#### Texto del documento:
Cómo reconocer la clorosis férrica
El síntoma más característico es el amarillamiento entre las nervaduras, que permanecen verdes. Esta coloración se observa primero en las hojas más jóvenes o en los brotes nuevos, porque el hierro no se traslada con facilidad dentro de la planta.

A medida que la deficiencia avanza, las hojas pierden casi todo su color y pueden secarse en los bordes. Este patrón contrasta con otras deficiencias. Por ejemplo, la falta de nitrógeno provoca un amarillamiento más uniforme que comienza en las hojas viejas, ya que el nitrógeno sí se moviliza dentro de la planta.

En cambio, la deficiencia de potasio produce amarillamiento en los bordes de las hojas viejas, que avanza hacia el centro dejando a veces una zona verde en forma de “V”. También puede causar bordes quemados, hojas enrolladas y frutos más pequeños con cáscara fina. Reconocer estas diferencias es esencial para aplicar el tratamiento adecuado.
Por qué ocurre esta deficiencia
La clorosis férrica se asocia a suelos donde el hierro existe, pero no se encuentra en una forma que la planta pueda asimilar. Esto ocurre principalmente por el pH. En suelos con pH alto (alcalinos), el hierro se combina con otros elementos, como el calcio, y forma compuestos insolubles.

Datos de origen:
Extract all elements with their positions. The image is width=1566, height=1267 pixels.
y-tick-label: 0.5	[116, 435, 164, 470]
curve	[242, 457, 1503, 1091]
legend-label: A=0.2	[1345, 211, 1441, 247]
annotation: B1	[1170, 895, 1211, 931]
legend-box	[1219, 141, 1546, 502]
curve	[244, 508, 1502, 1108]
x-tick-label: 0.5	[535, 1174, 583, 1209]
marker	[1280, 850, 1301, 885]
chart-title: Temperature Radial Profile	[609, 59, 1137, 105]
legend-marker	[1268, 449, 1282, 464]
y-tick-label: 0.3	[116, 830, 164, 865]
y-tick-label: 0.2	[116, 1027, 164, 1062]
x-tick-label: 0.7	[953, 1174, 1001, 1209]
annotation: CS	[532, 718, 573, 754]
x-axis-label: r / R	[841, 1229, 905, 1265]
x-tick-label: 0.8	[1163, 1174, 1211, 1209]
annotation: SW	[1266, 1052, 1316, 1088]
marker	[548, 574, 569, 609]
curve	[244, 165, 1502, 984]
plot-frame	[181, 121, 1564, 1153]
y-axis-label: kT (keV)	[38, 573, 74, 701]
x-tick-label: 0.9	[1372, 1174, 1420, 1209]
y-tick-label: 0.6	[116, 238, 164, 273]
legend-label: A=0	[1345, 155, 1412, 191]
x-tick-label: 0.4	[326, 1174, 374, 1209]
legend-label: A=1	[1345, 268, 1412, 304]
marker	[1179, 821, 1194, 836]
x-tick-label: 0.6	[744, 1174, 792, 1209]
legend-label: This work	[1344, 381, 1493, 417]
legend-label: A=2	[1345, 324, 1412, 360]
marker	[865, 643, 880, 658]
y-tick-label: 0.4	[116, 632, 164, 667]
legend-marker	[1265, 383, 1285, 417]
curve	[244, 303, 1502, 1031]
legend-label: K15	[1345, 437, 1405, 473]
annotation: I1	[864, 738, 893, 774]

#### Consignas de trabajo:
a) Según el texto sobre la clorosis férrica, ¿dónde se observa primero el amarillamiento entre las nervaduras?
b) Del texto sobre la clorosis férrica, reproduce el fragmento que abre con las palabras que contienen "En cambio, la" y cierra con "forma compuestos insolubles.", renombrando "potasio" como "magnesio".
Las entradas constituyen un material aparte, independiente del texto.

#### Resultados obtenidos:
a) En las hojas más jóvenes o en los brotes nuevos.

b)
En cambio, la deficiencia de magnesio produce amarillamiento en los bordes de las hojas viejas, que avanza hacia el centro dejando a veces una zona verde en forma de “V”. También puede causar bordes quemados, hojas enrolladas y frutos más pequeños con cáscara fina. Reconocer estas diferencias es esencial para aplicar el tratamiento adecuado.
Por qué ocurre esta deficiencia
La clorosis férrica se asocia a suelos donde el hierro existe, pero no se encuentra en una forma que la planta pueda asimilar. Esto ocurre principalmente por el pH. En suelos con pH alto (alcalinos), el hierro se combina con otros elementos, como el calcio, y forma compuestos insolubles.